> What needs to be done: Take every line from the listing below that includes "when" and copy it.

==== Stored records

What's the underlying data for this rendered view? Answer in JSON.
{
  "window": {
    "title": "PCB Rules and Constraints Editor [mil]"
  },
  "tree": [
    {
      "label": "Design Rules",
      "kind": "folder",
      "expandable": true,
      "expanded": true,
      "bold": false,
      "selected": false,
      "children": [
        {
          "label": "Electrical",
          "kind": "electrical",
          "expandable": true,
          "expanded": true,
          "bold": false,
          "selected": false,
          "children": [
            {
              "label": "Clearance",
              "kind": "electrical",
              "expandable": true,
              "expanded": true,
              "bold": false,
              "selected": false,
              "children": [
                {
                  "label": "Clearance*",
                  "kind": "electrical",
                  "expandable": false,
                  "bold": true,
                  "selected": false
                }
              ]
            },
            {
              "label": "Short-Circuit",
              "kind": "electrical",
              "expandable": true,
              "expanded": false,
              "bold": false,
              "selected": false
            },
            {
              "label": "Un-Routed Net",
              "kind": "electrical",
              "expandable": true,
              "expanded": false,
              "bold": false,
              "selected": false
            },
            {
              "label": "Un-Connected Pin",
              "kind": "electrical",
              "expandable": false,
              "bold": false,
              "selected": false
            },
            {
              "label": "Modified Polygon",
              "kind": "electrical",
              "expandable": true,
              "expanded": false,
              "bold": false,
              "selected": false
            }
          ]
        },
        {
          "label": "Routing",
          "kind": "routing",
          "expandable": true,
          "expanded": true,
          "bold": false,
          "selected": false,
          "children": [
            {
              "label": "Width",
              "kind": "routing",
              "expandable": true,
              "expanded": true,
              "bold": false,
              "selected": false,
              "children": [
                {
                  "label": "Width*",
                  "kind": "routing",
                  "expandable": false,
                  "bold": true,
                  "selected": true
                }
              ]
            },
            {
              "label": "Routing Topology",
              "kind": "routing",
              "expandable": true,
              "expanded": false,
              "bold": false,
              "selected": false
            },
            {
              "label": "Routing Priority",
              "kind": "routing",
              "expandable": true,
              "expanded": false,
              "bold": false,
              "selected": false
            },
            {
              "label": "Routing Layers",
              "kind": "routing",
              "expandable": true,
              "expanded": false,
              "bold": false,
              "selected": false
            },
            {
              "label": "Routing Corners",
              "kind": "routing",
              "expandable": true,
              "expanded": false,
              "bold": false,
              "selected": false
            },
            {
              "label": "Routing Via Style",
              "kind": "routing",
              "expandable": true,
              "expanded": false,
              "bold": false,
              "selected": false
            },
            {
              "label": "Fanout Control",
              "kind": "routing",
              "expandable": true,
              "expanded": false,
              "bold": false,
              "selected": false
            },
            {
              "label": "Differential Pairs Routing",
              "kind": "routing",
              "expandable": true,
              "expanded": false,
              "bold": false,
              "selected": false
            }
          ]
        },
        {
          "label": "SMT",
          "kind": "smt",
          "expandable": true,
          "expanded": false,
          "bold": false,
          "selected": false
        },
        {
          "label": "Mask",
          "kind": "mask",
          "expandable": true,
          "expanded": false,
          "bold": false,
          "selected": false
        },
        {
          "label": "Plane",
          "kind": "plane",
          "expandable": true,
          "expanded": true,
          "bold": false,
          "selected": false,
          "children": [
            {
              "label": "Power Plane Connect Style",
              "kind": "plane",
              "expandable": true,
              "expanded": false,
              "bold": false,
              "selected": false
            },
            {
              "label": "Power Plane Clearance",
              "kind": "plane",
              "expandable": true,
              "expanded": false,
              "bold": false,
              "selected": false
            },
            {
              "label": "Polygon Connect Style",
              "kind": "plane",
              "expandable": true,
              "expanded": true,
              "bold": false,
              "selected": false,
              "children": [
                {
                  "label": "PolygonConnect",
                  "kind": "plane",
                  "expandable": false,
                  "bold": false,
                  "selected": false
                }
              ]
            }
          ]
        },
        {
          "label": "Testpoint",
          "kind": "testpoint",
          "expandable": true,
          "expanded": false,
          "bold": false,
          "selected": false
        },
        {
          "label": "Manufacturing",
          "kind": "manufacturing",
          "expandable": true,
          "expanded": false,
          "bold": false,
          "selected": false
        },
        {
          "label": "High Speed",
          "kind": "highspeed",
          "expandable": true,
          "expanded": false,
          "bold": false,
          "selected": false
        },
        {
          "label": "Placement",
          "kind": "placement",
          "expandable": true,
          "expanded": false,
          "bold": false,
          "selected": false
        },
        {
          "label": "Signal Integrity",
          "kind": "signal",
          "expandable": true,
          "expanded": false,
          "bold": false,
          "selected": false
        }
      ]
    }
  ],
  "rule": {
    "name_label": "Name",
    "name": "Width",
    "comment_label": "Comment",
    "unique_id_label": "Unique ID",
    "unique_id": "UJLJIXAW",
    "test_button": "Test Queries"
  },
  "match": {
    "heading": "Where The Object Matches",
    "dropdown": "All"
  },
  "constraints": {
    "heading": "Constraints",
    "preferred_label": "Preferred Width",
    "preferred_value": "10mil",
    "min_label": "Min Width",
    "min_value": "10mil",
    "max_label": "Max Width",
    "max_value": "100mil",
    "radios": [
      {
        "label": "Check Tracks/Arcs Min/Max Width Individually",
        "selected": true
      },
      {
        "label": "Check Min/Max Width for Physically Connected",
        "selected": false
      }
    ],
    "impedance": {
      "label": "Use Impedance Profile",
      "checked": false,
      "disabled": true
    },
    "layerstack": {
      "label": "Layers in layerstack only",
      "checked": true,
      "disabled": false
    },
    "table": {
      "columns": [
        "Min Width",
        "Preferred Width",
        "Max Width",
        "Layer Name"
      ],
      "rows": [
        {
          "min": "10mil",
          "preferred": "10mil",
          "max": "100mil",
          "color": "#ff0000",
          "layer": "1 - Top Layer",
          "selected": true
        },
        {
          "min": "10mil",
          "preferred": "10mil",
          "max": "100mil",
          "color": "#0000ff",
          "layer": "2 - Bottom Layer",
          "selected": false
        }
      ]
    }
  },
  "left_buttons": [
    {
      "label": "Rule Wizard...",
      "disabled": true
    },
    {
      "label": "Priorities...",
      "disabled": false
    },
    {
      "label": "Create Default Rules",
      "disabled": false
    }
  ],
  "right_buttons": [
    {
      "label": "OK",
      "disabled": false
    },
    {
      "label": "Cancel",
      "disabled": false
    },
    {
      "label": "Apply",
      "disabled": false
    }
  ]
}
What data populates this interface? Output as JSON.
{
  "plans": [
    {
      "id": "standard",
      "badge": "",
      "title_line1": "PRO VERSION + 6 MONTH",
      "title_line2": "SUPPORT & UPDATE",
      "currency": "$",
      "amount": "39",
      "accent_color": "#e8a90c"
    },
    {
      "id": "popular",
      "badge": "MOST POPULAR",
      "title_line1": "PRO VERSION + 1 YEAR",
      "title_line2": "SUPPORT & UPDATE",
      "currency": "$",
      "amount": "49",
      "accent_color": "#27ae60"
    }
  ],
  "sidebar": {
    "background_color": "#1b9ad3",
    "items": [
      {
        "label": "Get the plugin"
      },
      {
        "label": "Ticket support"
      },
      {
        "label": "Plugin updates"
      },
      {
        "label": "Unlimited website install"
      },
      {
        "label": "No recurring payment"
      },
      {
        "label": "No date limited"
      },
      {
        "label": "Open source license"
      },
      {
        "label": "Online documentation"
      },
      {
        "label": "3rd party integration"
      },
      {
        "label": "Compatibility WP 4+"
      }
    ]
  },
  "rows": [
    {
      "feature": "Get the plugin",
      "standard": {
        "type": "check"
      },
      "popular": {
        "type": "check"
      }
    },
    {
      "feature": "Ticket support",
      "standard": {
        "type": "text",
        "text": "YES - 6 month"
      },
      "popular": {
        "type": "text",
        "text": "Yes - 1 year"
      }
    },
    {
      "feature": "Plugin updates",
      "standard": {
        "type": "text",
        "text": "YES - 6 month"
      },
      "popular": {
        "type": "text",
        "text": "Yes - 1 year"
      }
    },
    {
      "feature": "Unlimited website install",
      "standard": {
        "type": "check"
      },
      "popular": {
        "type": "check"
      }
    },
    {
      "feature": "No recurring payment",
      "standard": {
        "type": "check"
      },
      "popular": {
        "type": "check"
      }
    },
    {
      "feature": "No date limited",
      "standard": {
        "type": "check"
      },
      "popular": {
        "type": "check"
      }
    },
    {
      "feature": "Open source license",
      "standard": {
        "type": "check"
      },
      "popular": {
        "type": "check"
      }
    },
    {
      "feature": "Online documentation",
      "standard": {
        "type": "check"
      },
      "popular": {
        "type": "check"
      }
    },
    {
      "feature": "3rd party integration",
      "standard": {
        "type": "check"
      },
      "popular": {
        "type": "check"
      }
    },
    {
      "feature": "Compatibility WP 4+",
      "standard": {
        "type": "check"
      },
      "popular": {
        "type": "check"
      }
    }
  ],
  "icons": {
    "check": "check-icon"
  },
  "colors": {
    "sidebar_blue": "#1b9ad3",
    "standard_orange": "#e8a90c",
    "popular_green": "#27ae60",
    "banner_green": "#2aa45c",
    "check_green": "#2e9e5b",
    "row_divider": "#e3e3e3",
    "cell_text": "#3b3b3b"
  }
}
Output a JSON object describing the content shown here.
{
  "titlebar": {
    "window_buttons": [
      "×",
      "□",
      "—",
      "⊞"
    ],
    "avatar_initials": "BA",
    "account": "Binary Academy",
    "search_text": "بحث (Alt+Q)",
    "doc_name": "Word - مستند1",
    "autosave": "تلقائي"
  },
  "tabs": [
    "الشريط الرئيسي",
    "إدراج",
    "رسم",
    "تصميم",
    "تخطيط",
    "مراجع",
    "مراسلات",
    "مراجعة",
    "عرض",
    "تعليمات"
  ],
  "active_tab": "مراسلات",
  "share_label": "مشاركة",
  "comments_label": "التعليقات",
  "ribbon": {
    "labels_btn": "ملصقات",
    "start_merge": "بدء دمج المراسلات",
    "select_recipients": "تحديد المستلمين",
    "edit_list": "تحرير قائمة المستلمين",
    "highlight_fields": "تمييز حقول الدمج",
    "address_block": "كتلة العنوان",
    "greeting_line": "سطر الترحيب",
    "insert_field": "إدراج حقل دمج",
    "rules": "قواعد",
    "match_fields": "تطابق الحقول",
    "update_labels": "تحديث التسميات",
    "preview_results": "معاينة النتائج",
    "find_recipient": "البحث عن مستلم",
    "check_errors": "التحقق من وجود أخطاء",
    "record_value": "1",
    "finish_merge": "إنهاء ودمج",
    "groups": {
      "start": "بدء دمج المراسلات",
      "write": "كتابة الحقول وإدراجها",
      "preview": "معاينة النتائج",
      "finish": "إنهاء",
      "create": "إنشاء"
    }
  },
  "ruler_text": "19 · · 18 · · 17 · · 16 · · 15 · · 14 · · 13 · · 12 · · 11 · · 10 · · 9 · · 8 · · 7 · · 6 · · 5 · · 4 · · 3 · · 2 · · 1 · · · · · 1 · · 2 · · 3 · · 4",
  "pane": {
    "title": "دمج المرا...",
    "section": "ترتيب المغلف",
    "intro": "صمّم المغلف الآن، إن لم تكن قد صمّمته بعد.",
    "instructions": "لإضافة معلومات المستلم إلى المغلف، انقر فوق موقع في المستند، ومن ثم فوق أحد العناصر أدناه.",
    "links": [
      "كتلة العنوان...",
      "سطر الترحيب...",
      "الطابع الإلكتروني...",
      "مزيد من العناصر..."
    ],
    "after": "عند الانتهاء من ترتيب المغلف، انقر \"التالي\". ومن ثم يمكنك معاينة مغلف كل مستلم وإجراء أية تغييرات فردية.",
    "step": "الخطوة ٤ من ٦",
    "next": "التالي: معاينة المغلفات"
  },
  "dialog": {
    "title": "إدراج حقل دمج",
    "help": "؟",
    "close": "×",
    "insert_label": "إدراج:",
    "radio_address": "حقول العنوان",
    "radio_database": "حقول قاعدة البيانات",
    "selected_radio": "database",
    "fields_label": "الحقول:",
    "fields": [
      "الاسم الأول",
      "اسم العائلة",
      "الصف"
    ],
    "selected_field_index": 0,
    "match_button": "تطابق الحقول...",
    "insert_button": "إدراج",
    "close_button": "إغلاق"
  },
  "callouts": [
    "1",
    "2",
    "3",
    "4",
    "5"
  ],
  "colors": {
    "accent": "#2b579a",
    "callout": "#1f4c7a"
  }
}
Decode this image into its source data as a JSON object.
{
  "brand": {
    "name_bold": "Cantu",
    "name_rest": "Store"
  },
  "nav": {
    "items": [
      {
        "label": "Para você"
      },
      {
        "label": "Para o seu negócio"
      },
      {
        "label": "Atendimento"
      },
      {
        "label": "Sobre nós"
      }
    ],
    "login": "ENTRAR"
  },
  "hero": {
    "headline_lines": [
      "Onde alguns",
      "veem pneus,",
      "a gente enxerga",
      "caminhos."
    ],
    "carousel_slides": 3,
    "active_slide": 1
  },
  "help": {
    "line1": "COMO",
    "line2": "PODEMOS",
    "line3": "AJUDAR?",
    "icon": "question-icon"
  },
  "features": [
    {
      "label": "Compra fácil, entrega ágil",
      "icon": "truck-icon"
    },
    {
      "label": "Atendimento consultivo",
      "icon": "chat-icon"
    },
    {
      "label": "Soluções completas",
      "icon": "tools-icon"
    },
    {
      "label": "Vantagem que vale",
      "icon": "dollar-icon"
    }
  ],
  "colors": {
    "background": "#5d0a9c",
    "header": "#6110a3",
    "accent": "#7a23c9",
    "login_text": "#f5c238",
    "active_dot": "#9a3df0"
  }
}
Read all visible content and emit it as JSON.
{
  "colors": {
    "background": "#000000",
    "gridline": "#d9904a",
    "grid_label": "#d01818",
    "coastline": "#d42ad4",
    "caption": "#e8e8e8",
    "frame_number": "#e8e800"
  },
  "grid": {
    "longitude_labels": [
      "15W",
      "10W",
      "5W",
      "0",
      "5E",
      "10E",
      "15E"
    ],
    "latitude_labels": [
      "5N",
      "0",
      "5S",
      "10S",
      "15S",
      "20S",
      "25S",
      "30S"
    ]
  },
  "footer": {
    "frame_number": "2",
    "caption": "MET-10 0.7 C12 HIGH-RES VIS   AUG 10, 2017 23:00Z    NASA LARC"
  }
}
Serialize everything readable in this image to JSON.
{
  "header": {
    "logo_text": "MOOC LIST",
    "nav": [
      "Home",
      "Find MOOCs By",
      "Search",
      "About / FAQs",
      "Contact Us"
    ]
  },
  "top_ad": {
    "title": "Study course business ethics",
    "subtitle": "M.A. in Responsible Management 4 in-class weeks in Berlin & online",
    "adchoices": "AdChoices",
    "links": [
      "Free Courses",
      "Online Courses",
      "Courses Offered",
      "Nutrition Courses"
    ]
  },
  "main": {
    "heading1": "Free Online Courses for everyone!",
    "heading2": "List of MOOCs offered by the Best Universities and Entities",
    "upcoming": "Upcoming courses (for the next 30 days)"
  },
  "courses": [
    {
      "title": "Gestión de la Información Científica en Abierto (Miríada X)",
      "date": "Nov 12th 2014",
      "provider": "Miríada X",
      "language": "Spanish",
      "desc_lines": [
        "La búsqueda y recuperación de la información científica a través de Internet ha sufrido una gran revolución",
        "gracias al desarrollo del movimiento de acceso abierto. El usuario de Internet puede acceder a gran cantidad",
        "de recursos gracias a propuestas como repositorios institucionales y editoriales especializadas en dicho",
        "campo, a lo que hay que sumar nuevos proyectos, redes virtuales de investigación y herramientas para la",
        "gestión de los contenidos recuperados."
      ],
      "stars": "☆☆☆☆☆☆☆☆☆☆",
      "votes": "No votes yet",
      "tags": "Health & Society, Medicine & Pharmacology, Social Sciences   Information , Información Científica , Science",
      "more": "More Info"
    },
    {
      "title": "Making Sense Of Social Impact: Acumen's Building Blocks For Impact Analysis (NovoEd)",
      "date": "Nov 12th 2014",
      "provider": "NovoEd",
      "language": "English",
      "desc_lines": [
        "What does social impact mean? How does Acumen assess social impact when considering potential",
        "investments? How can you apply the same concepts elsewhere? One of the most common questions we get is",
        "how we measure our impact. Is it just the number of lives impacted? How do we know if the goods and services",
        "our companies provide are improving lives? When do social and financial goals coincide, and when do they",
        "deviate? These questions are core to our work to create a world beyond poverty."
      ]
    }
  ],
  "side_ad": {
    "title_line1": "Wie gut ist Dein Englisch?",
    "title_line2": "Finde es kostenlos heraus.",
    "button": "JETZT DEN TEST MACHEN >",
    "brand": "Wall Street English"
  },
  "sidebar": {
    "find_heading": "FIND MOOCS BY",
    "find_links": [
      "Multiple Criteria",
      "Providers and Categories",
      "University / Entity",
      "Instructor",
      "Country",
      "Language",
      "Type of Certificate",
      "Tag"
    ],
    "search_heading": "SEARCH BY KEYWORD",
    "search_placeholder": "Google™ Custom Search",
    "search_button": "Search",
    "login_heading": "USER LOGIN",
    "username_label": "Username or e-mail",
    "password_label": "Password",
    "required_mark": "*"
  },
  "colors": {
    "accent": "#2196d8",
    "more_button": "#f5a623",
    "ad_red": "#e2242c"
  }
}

========

> Solution to the exercise:
        "What does social impact mean? How does Acumen assess social impact when considering potential",
        "our companies provide are improving lives? When do social and financial goals coincide, and when do they",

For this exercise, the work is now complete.